Stored entries
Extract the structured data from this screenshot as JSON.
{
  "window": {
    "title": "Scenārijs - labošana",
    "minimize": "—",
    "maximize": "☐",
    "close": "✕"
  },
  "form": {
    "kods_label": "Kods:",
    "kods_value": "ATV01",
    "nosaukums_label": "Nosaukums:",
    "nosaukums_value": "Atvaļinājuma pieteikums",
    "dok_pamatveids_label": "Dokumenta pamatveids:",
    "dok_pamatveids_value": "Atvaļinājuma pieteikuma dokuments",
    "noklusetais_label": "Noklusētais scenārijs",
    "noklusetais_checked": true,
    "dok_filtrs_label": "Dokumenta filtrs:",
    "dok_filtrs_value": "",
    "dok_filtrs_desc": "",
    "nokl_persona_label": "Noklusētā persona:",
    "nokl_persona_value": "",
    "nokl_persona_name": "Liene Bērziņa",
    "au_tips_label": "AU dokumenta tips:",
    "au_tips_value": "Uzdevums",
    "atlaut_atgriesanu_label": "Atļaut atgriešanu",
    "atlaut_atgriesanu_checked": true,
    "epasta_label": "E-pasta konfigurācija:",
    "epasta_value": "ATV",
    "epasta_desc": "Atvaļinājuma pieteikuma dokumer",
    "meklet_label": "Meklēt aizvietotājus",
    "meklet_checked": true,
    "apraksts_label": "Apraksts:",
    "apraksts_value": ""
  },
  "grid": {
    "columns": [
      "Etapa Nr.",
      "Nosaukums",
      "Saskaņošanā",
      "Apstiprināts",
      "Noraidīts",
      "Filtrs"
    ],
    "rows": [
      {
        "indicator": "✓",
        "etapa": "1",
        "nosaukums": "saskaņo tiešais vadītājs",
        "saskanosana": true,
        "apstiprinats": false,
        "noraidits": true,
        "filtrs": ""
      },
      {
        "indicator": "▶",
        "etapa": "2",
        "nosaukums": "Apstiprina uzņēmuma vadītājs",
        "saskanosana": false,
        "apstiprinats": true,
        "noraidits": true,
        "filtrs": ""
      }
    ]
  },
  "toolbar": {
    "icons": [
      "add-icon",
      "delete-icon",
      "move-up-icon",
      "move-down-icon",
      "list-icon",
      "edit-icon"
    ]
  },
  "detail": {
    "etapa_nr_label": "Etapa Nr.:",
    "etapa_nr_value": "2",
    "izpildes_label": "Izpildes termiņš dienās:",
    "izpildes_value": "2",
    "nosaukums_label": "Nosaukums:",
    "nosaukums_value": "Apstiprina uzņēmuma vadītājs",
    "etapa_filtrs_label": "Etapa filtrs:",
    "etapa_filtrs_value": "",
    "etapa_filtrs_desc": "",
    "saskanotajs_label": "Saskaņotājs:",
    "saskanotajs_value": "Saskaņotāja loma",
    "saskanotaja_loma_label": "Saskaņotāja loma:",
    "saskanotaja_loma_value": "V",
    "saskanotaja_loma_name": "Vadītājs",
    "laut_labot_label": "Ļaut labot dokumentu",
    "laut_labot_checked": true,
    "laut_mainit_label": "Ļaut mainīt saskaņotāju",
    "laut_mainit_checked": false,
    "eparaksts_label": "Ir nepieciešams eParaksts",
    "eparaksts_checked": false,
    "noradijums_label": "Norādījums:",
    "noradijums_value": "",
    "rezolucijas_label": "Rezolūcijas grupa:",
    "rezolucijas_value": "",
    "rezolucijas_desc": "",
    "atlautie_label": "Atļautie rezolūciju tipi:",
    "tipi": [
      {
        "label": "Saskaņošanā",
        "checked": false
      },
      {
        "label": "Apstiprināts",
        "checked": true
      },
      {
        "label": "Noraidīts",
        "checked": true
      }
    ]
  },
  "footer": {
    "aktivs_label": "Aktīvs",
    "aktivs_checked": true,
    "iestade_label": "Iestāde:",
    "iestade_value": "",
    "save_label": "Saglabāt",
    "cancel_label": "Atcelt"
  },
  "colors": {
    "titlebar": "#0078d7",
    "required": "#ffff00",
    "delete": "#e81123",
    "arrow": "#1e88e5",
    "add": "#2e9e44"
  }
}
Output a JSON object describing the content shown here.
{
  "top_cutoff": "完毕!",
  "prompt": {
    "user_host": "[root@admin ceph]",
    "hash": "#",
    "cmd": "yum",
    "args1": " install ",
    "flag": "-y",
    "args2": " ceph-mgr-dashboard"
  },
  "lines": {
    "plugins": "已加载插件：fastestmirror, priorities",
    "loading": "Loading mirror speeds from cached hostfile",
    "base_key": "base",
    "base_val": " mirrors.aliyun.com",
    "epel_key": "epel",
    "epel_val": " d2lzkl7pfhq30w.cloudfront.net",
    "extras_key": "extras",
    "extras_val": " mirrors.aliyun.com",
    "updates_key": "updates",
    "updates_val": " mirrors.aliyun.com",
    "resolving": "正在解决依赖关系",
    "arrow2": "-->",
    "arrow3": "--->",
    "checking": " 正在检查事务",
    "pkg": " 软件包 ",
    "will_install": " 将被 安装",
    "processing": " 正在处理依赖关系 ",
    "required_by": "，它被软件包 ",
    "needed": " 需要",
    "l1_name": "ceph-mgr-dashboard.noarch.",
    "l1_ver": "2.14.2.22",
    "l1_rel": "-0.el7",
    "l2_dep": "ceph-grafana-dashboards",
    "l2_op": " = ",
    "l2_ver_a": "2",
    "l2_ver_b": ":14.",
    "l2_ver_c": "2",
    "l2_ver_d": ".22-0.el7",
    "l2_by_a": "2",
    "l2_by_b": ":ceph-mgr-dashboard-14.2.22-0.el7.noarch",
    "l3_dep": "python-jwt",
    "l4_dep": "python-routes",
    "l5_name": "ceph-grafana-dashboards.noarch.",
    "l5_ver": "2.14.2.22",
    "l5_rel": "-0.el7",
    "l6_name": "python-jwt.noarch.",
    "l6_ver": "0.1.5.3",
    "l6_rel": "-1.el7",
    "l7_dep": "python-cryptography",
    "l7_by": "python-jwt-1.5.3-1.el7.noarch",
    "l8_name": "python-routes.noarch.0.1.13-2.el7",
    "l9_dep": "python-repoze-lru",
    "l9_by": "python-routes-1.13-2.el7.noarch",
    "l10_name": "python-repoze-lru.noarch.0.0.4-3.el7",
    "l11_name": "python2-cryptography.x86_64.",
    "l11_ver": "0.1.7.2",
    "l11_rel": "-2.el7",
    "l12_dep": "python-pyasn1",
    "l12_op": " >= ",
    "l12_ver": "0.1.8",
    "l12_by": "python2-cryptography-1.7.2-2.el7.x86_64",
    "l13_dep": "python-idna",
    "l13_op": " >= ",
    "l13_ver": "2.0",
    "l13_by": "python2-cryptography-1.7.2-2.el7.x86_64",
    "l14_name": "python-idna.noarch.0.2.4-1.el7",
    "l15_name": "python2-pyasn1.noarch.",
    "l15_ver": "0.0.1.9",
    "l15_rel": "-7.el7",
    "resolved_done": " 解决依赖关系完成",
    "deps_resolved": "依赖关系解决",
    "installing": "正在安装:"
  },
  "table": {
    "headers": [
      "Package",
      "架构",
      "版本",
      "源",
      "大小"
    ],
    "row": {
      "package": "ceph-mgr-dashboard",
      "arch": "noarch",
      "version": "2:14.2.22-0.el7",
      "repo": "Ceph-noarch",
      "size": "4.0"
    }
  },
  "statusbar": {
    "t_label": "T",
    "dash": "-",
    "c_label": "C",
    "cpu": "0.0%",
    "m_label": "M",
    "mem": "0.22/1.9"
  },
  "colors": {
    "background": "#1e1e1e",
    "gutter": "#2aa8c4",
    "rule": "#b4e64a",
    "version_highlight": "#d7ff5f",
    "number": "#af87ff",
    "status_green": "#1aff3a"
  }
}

→ **GOAL**
Copy out all of the records shown above exactly.

→ **EXERCISE ANSWER**
Extract the structured data from this screenshot as JSON.
{
  "window": {
    "title": "Scenārijs - labošana",
    "minimize": "—",
    "maximize": "☐",
    "close": "✕"
  },
  "form": {
    "kods_label": "Kods:",
    "kods_value": "ATV01",
    "nosaukums_label": "Nosaukums:",
    "nosaukums_value": "Atvaļinājuma pieteikums",
    "dok_pamatveids_label": "Dokumenta pamatveids:",
    "dok_pamatveids_value": "Atvaļinājuma pieteikuma dokuments",
    "noklusetais_label": "Noklusētais scenārijs",
    "noklusetais_checked": true,
    "dok_filtrs_label": "Dokumenta filtrs:",
    "dok_filtrs_value": "",
    "dok_filtrs_desc": "",
    "nokl_persona_label": "Noklusētā persona:",
    "nokl_persona_value": "",
    "nokl_persona_name": "Liene Bērziņa",
    "au_tips_label": "AU dokumenta tips:",
    "au_tips_value": "Uzdevums",
    "atlaut_atgriesanu_label": "Atļaut atgriešanu",
    "atlaut_atgriesanu_checked": true,
    "epasta_label": "E-pasta konfigurācija:",
    "epasta_value": "ATV",
    "epasta_desc": "Atvaļinājuma pieteikuma dokumer",
    "meklet_label": "Meklēt aizvietotājus",
    "meklet_checked": true,
    "apraksts_label": "Apraksts:",
    "apraksts_value": ""
  },
  "grid": {
    "columns": [
      "Etapa Nr.",
      "Nosaukums",
      "Saskaņošanā",
      "Apstiprināts",
      "Noraidīts",
      "Filtrs"
    ],
    "rows": [
      {
        "indicator": "✓",
        "etapa": "1",
        "nosaukums": "saskaņo tiešais vadītājs",
        "saskanosana": true,
        "apstiprinats": false,
        "noraidits": true,
        "filtrs": ""
      },
      {
        "indicator": "▶",
        "etapa": "2",
        "nosaukums": "Apstiprina uzņēmuma vadītājs",
        "saskanosana": false,
        "apstiprinats": true,
        "noraidits": true,
        "filtrs": ""
      }
    ]
  },
  "toolbar": {
    "icons": [
      "add-icon",
      "delete-icon",
      "move-up-icon",
      "move-down-icon",
      "list-icon",
      "edit-icon"
    ]
  },
  "detail": {
    "etapa_nr_label": "Etapa Nr.:",
    "etapa_nr_value": "2",
    "izpildes_label": "Izpildes termiņš dienās:",
    "izpildes_value": "2",
    "nosaukums_label": "Nosaukums:",
    "nosaukums_value": "Apstiprina uzņēmuma vadītājs",
    "etapa_filtrs_label": "Etapa filtrs:",
    "etapa_filtrs_value": "",
    "etapa_filtrs_desc": "",
    "saskanotajs_label": "Saskaņotājs:",
    "saskanotajs_value": "Saskaņotāja loma",
    "saskanotaja_loma_label": "Saskaņotāja loma:",
    "saskanotaja_loma_value": "V",
    "saskanotaja_loma_name": "Vadītājs",
    "laut_labot_label": "Ļaut labot dokumentu",
    "laut_labot_checked": true,
    "laut_mainit_label": "Ļaut mainīt saskaņotāju",
    "laut_mainit_checked": false,
    "eparaksts_label": "Ir nepieciešams eParaksts",
    "eparaksts_checked": false,
    "noradijums_label": "Norādījums:",
    "noradijums_value": "",
    "rezolucijas_label": "Rezolūcijas grupa:",
    "rezolucijas_value": "",
    "rezolucijas_desc": "",
    "atlautie_label": "Atļautie rezolūciju tipi:",
    "tipi": [
      {
        "label": "Saskaņošanā",
        "checked": false
      },
      {
        "label": "Apstiprināts",
        "checked": true
      },
      {
        "label": "Noraidīts",
        "checked": true
      }
    ]
  },
  "footer": {
    "aktivs_label": "Aktīvs",
    "aktivs_checked": true,
    "iestade_label": "Iestāde:",
    "iestade_value": "",
    "save_label": "Saglabāt",
    "cancel_label": "Atcelt"
  },
  "colors": {
    "titlebar": "#0078d7",
    "required": "#ffff00",
    "delete": "#e81123",
    "arrow": "#1e88e5",
    "add": "#2e9e44"
  }
}
Output a JSON object describing the content shown here.
{
  "top_cutoff": "完毕!",
  "prompt": {
    "user_host": "[root@admin ceph]",
    "hash": "#",
    "cmd": "yum",
    "args1": " install ",
    "flag": "-y",
    "args2": " ceph-mgr-dashboard"
  },
  "lines": {
    "plugins": "已加载插件：fastestmirror, priorities",
    "loading": "Loading mirror speeds from cached hostfile",
    "base_key": "base",
    "base_val": " mirrors.aliyun.com",
    "epel_key": "epel",
    "epel_val": " d2lzkl7pfhq30w.cloudfront.net",
    "extras_key": "extras",
    "extras_val": " mirrors.aliyun.com",
    "updates_key": "updates",
    "updates_val": " mirrors.aliyun.com",
    "resolving": "正在解决依赖关系",
    "arrow2": "-->",
    "arrow3": "--->",
    "checking": " 正在检查事务",
    "pkg": " 软件包 ",
    "will_install": " 将被 安装",
    "processing": " 正在处理依赖关系 ",
    "required_by": "，它被软件包 ",
    "needed": " 需要",
    "l1_name": "ceph-mgr-dashboard.noarch.",
    "l1_ver": "2.14.2.22",
    "l1_rel": "-0.el7",
    "l2_dep": "ceph-grafana-dashboards",
    "l2_op": " = ",
    "l2_ver_a": "2",
    "l2_ver_b": ":14.",
    "l2_ver_c": "2",
    "l2_ver_d": ".22-0.el7",
    "l2_by_a": "2",
    "l2_by_b": ":ceph-mgr-dashboard-14.2.22-0.el7.noarch",
    "l3_dep": "python-jwt",
    "l4_dep": "python-routes",
    "l5_name": "ceph-grafana-dashboards.noarch.",
    "l5_ver": "2.14.2.22",
    "l5_rel": "-0.el7",
    "l6_name": "python-jwt.noarch.",
    "l6_ver": "0.1.5.3",
    "l6_rel": "-1.el7",
    "l7_dep": "python-cryptography",
    "l7_by": "python-jwt-1.5.3-1.el7.noarch",
    "l8_name": "python-routes.noarch.0.1.13-2.el7",
    "l9_dep": "python-repoze-lru",
    "l9_by": "python-routes-1.13-2.el7.noarch",
    "l10_name": "python-repoze-lru.noarch.0.0.4-3.el7",
    "l11_name": "python2-cryptography.x86_64.",
    "l11_ver": "0.1.7.2",
    "l11_rel": "-2.el7",
    "l12_dep": "python-pyasn1",
    "l12_op": " >= ",
    "l12_ver": "0.1.8",
    "l12_by": "python2-cryptography-1.7.2-2.el7.x86_64",
    "l13_dep": "python-idna",
    "l13_op": " >= ",
    "l13_ver": "2.0",
    "l13_by": "python2-cryptography-1.7.2-2.el7.x86_64",
    "l14_name": "python-idna.noarch.0.2.4-1.el7",
    "l15_name": "python2-pyasn1.noarch.",
    "l15_ver": "0.0.1.9",
    "l15_rel": "-7.el7",
    "resolved_done": " 解决依赖关系完成",
    "deps_resolved": "依赖关系解决",
    "installing": "正在安装:"
  },
  "table": {
    "headers": [
      "Package",
      "架构",
      "版本",
      "源",
      "大小"
    ],
    "row": {
      "package": "ceph-mgr-dashboard",
      "arch": "noarch",
      "version": "2:14.2.22-0.el7",
      "repo": "Ceph-noarch",
      "size": "4.0"
    }
  },
  "statusbar": {
    "t_label": "T",
    "dash": "-",
    "c_label": "C",
    "cpu": "0.0%",
    "m_label": "M",
    "mem": "0.22/1.9"
  },
  "colors": {
    "background": "#1e1e1e",
    "gutter": "#2aa8c4",
    "rule": "#b4e64a",
    "version_highlight": "#d7ff5f",
    "number": "#af87ff",
    "status_green": "#1aff3a"
  }
}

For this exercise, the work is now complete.